Exercise instructions: Decide whether each statement agrees with the boosting quiz below, answering yes or no and quoting the deciding words: 1. The 'subsample' hyperparameter is available in AdaBoost. 2. Boosting follows sequential modeling. 3. XGBoost can build learners parallelly.

Extract to read:
Boosting
Which of the following statement(s) is/are correct for AdaBoost? A. An AdaBoost classifier is a meta-estimator that begins by fitting a classifier on the original dataset. B. The weights of incorrectly classified instances are adjusted such that subsequent classifiers focus more on difficult cases. C. The default base estimator is a decision tree with max_depth=1 D. The base estimator can not be changed in AdaBoost implementation of sklearn.
A, B, and C
Which of the following hyperparameter(s) is/are common in AdaBoost, Gradient Boost, and XGBoost? A. random_state B. learning_rate C. subsample D. n_estimators
A, B, and D - The 'subsample' hyperparameter is available in Gradient Boost and XGBoost but not in AdaBoost.
Which of the following statements is correct?
Boosting combines multiple weak learners to make a strong model. - Boosting follows sequential modeling and combines multiple weak learners to make a strong model.
Which of the following is correct with regards to XGBoost? A. It can build learners parallelly B. It has the advantage of distributed computing
Both A and B - XGBoost can build learners parallelly and has the advantage of distributed computing.

Excerpted data:

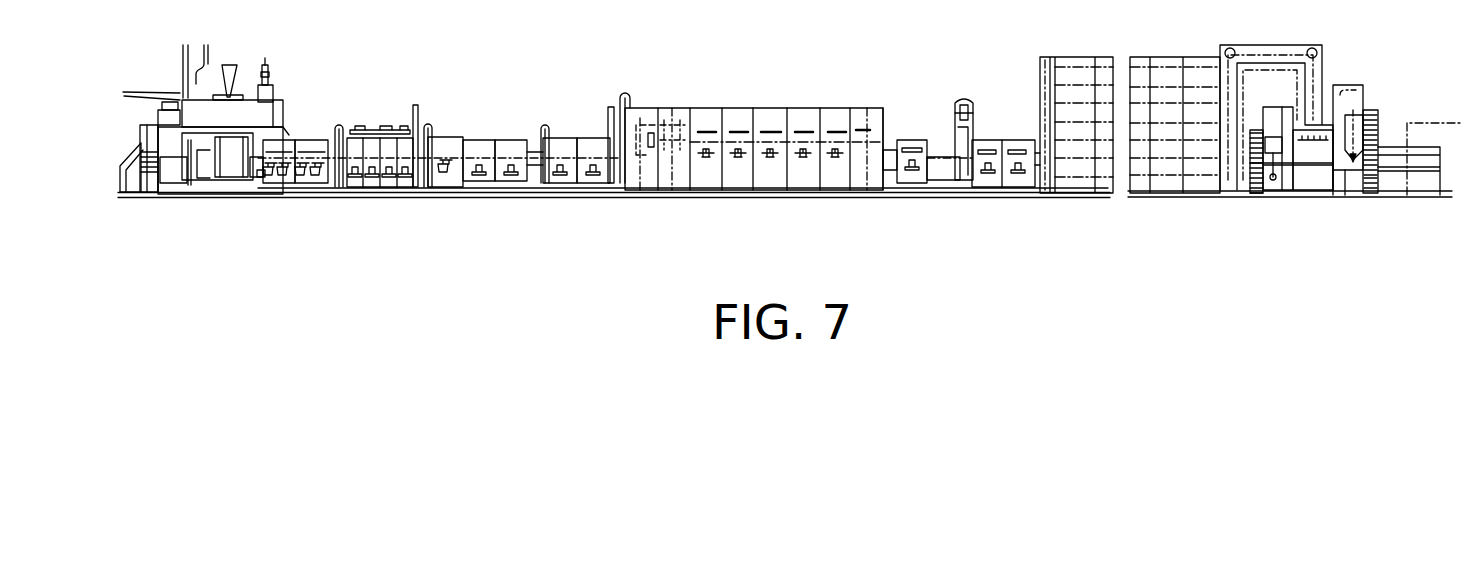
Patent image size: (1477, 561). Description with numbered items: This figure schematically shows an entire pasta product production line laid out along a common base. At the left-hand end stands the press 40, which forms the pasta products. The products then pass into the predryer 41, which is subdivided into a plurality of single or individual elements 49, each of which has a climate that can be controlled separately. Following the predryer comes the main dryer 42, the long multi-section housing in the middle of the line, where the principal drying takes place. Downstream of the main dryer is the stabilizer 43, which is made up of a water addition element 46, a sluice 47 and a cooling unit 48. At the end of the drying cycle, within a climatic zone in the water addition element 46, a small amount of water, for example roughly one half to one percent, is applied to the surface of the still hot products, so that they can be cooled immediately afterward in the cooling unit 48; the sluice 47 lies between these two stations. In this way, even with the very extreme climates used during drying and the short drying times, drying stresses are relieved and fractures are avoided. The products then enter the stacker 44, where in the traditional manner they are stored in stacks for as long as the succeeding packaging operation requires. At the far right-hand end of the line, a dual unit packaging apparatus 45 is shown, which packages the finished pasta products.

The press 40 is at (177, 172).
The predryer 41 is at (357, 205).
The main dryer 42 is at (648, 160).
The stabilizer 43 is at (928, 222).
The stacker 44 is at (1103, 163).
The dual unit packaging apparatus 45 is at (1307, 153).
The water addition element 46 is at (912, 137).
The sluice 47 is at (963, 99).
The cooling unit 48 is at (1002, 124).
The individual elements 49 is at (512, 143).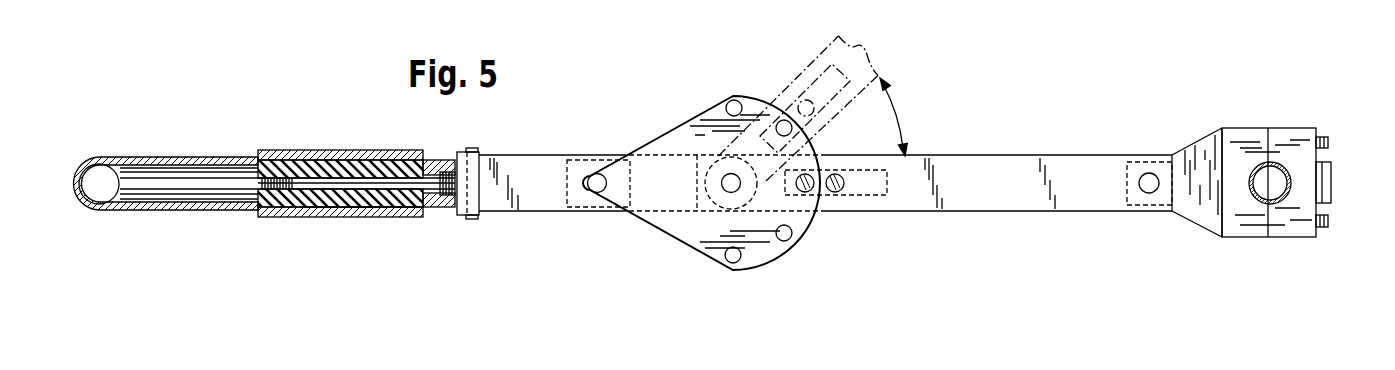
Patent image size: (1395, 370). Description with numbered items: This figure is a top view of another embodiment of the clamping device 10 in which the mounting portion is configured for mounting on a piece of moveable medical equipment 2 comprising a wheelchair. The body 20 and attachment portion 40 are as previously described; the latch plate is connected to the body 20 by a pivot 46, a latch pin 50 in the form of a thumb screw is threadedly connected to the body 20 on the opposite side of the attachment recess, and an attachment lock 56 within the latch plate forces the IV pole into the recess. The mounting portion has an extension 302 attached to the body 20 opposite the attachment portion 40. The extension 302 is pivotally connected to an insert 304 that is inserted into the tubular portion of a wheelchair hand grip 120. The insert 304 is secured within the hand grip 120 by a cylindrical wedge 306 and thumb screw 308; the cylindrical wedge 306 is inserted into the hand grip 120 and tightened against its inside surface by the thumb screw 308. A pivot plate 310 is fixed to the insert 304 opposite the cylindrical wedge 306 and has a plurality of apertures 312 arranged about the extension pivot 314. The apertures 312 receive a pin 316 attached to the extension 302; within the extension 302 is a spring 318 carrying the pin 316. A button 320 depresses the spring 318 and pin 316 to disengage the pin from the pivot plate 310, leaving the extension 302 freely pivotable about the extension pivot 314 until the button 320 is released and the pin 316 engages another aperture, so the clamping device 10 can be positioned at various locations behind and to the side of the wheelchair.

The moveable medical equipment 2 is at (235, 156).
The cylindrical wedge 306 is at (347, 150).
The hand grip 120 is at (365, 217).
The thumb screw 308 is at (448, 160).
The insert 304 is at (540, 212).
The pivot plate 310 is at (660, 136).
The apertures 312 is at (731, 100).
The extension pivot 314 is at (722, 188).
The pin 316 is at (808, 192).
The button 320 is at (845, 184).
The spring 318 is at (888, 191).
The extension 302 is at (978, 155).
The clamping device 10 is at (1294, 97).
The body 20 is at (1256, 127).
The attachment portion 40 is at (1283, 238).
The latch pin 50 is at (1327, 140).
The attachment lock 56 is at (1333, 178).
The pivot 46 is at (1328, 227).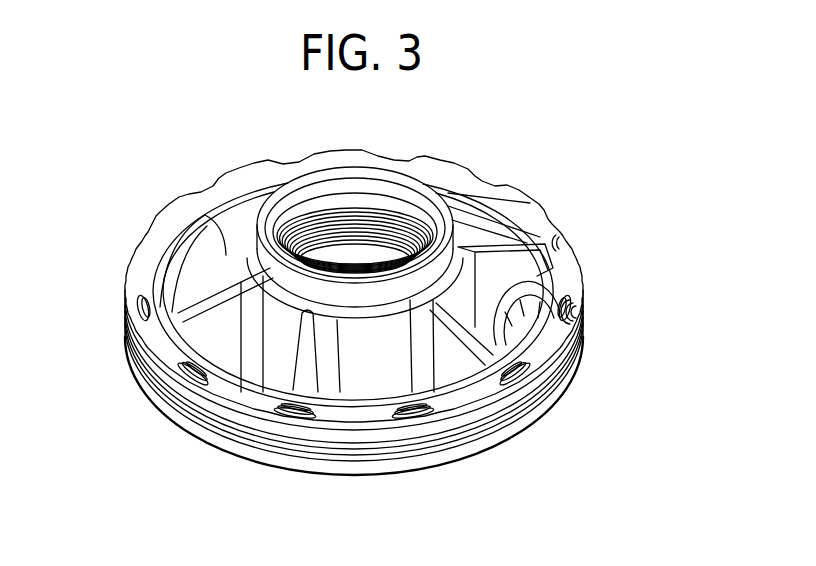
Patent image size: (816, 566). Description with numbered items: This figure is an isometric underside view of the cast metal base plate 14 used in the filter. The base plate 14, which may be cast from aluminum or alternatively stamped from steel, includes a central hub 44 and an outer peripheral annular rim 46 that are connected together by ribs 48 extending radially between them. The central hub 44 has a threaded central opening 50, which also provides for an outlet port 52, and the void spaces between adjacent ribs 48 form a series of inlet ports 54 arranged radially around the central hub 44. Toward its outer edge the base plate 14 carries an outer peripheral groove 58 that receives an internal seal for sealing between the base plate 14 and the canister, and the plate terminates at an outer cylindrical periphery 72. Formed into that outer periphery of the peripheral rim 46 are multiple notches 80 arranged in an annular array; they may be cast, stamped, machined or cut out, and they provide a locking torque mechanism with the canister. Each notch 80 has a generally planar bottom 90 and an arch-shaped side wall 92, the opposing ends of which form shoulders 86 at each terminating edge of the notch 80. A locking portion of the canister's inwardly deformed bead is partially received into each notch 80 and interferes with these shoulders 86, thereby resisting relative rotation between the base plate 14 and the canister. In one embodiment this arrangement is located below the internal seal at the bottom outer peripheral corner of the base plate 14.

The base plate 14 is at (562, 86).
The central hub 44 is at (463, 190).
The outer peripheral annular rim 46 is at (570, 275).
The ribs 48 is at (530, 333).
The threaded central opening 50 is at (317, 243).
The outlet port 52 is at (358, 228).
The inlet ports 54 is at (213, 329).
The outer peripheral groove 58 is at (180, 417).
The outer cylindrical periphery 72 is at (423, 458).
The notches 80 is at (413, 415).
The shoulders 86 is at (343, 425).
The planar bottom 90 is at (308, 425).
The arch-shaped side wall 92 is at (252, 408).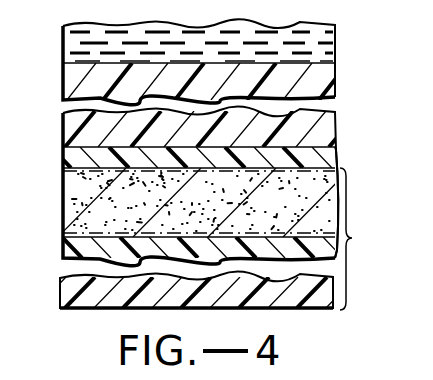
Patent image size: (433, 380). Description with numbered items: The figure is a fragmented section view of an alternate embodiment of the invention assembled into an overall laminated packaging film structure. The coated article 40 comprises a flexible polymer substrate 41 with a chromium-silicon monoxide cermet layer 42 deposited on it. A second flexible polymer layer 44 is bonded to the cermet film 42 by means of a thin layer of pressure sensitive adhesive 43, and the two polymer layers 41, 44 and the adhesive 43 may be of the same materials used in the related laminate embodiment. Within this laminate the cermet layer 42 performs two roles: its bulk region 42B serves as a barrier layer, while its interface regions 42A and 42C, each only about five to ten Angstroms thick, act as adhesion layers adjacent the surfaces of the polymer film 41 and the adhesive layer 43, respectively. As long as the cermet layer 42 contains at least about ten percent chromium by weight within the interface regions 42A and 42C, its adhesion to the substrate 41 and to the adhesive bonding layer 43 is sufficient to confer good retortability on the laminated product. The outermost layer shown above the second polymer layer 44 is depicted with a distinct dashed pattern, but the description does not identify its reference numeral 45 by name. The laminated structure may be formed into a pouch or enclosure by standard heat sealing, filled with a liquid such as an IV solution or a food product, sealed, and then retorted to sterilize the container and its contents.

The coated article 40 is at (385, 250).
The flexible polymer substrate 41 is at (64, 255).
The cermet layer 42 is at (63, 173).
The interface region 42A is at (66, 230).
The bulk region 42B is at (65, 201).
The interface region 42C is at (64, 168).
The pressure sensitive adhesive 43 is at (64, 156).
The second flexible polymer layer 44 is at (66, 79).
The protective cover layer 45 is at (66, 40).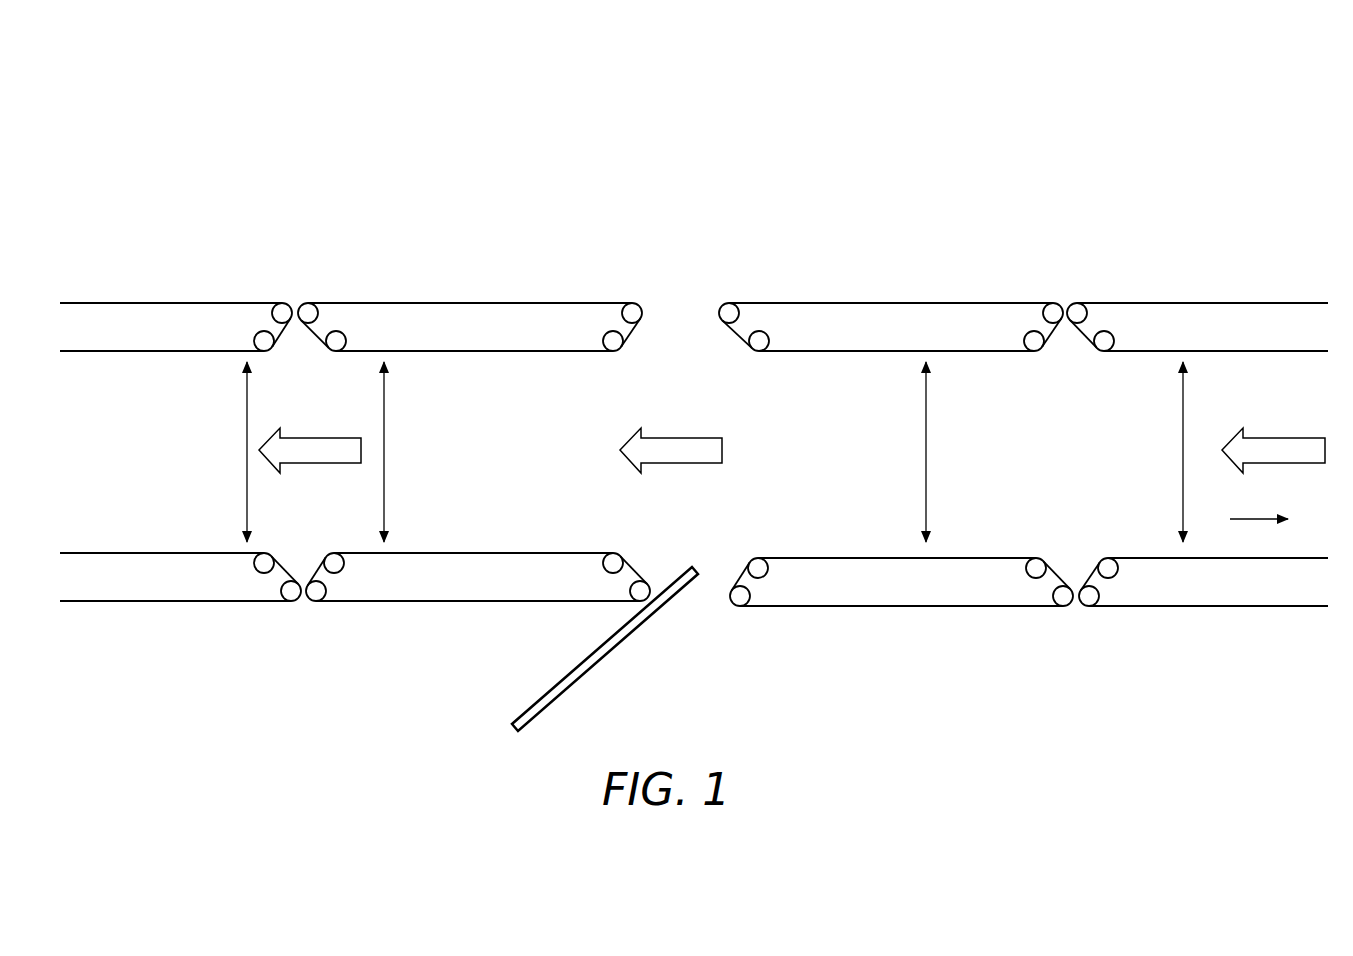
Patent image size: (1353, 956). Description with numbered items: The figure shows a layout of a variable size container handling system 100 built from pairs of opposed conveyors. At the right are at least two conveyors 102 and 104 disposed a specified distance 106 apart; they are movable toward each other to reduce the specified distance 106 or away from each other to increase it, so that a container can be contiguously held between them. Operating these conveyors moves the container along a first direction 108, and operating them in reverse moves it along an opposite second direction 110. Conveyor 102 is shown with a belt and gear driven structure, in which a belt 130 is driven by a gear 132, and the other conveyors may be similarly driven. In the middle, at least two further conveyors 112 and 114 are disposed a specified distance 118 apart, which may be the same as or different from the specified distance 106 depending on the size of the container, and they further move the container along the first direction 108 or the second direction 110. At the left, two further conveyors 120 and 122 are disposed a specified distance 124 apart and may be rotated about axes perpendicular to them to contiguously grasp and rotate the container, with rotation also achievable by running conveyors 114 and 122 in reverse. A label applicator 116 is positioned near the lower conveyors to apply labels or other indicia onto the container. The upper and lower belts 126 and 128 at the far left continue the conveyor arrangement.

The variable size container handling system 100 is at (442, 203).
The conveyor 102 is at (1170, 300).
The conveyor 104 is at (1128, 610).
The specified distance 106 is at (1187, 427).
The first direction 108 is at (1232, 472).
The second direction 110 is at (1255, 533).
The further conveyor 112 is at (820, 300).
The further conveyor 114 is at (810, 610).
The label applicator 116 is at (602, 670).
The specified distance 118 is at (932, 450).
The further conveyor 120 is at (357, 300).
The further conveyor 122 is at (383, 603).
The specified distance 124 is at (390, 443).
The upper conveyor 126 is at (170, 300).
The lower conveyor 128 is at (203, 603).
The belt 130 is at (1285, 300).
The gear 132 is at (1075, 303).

Response:
1. No: "The 'subsample' hyperparameter is available in Gradient Boost and XGBoost but not in AdaBoost."
2. Yes: "Boosting follows sequential modeling and combines multiple weak learners to make a strong model."
3. Yes: "XGBoost can build learners parallelly and has the advantage of distributed computing."